What to produce:
Gather every line holding the string "this".

Supplied records:

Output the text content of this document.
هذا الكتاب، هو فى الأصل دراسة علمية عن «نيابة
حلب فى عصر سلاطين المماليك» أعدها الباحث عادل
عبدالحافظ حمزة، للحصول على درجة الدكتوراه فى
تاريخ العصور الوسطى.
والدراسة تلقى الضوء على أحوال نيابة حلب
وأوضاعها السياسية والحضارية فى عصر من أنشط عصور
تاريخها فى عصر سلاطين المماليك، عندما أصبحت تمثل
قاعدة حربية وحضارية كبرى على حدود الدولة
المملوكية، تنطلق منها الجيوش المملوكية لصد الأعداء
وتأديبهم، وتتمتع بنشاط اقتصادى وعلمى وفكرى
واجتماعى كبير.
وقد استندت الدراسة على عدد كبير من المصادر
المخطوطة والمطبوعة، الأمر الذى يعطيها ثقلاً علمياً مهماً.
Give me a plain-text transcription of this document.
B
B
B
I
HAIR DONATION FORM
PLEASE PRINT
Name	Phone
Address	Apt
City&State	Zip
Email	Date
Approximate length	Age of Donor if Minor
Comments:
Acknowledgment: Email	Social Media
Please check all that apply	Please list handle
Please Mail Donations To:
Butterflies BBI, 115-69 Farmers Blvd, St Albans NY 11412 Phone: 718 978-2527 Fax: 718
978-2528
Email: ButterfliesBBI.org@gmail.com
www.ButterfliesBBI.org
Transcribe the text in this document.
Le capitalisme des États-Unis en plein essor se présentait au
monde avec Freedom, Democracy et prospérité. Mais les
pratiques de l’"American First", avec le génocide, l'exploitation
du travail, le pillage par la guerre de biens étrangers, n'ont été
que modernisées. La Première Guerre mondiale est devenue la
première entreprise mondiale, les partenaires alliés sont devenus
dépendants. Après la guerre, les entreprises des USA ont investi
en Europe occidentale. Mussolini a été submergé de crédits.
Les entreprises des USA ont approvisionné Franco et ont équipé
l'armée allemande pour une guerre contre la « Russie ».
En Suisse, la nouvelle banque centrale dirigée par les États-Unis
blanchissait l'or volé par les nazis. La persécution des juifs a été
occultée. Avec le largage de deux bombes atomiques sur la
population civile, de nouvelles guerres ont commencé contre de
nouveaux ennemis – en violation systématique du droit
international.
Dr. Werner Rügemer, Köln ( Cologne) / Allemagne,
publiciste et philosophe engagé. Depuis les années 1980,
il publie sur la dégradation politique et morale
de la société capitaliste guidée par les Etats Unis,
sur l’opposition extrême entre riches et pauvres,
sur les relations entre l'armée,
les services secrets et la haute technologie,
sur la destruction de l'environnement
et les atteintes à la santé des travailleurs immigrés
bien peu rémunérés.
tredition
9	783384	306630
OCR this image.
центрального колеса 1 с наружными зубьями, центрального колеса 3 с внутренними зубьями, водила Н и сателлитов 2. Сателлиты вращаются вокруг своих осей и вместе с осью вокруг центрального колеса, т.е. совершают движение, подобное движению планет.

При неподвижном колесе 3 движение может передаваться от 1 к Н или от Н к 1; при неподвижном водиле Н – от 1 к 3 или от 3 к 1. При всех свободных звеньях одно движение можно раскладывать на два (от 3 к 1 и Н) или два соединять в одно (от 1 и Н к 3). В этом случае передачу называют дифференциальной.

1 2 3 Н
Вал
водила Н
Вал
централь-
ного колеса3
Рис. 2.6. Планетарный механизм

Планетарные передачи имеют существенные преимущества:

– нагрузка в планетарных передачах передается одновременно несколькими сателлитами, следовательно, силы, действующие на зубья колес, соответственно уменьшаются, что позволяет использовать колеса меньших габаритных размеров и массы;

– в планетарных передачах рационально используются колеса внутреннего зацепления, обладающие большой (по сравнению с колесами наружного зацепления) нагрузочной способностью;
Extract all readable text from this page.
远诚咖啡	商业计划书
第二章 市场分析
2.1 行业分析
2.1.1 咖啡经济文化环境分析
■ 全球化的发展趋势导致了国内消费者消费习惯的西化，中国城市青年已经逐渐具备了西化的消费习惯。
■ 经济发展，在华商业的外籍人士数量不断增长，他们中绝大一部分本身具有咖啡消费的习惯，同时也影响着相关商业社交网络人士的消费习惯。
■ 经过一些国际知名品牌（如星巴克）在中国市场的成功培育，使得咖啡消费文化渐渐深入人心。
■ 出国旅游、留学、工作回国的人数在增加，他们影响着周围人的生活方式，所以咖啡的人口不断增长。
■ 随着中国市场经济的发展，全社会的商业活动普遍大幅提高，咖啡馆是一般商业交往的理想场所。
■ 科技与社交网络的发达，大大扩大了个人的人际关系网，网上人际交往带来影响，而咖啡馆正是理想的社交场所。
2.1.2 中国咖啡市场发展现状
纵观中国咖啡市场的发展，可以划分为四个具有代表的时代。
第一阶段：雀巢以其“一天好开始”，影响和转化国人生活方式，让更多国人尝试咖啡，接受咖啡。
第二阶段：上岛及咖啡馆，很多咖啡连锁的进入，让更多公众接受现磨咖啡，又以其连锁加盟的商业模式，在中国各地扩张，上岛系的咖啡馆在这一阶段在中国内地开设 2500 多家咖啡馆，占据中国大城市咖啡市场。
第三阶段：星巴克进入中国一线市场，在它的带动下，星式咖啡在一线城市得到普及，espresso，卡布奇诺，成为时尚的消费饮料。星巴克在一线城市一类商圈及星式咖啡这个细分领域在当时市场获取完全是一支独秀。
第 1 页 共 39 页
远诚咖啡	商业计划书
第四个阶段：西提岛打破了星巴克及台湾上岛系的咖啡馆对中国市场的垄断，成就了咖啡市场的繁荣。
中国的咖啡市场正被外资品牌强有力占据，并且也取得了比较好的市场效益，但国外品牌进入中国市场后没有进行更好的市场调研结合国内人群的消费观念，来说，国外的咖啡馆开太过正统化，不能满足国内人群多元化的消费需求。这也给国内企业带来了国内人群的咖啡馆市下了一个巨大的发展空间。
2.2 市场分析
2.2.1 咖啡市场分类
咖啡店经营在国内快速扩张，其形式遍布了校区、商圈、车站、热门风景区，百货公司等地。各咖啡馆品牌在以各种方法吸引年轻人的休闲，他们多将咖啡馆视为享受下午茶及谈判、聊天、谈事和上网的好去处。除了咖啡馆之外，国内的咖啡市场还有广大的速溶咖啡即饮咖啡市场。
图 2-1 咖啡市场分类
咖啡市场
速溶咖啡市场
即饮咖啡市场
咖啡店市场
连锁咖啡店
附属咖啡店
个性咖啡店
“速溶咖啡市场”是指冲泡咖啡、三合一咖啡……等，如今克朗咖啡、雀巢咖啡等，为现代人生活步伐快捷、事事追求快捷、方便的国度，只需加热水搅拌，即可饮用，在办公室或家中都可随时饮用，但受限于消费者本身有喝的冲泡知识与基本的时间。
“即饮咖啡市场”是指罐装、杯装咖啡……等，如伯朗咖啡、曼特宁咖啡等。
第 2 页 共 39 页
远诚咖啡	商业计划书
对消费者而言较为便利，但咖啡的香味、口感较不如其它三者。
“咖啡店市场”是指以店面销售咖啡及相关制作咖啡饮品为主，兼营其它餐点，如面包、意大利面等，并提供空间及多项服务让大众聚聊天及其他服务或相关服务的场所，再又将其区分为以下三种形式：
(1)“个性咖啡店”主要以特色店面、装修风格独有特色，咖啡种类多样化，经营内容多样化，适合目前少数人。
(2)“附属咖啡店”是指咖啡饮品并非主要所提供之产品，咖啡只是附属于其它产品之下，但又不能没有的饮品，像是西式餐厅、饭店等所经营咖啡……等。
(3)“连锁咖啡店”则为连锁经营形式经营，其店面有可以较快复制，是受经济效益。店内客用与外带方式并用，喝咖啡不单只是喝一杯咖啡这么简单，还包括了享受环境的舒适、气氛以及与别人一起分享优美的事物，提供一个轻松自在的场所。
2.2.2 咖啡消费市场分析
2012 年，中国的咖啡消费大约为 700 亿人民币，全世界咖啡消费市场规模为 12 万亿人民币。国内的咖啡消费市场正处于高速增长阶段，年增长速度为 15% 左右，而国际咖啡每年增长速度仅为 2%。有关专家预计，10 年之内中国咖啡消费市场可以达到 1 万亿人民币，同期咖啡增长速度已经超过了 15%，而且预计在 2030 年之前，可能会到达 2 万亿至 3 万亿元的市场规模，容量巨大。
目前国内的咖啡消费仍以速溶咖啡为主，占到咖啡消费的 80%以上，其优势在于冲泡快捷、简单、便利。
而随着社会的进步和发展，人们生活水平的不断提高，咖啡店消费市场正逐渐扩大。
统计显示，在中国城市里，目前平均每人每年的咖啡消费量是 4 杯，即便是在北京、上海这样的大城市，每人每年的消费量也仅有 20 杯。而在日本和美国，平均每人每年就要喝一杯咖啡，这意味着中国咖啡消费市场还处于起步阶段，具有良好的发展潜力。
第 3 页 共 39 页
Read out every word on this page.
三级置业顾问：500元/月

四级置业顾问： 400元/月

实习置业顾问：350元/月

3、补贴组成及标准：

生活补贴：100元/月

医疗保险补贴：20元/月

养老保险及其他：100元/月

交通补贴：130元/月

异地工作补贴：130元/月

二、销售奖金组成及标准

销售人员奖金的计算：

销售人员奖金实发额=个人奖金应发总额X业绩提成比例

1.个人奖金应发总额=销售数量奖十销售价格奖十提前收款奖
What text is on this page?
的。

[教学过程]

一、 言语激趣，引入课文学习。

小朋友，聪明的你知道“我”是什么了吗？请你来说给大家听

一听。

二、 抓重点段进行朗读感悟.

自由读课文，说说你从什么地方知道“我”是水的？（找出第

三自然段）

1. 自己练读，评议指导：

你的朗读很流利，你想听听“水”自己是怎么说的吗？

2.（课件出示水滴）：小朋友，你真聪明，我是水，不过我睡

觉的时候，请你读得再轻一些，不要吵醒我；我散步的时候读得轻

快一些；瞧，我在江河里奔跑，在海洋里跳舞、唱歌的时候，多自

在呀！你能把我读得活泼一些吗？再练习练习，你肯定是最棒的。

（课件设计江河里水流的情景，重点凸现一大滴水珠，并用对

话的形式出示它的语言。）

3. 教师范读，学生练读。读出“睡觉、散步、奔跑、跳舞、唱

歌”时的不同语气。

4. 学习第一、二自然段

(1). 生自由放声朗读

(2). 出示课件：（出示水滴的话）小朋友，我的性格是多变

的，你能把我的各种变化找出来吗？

The result:
Output the text content of this document.
Give me a plain-text transcription of this document.
Transcribe the text in this document.
OCR this image.
Extract all readable text from this page.
Read out every word on this page.
What text is on this page?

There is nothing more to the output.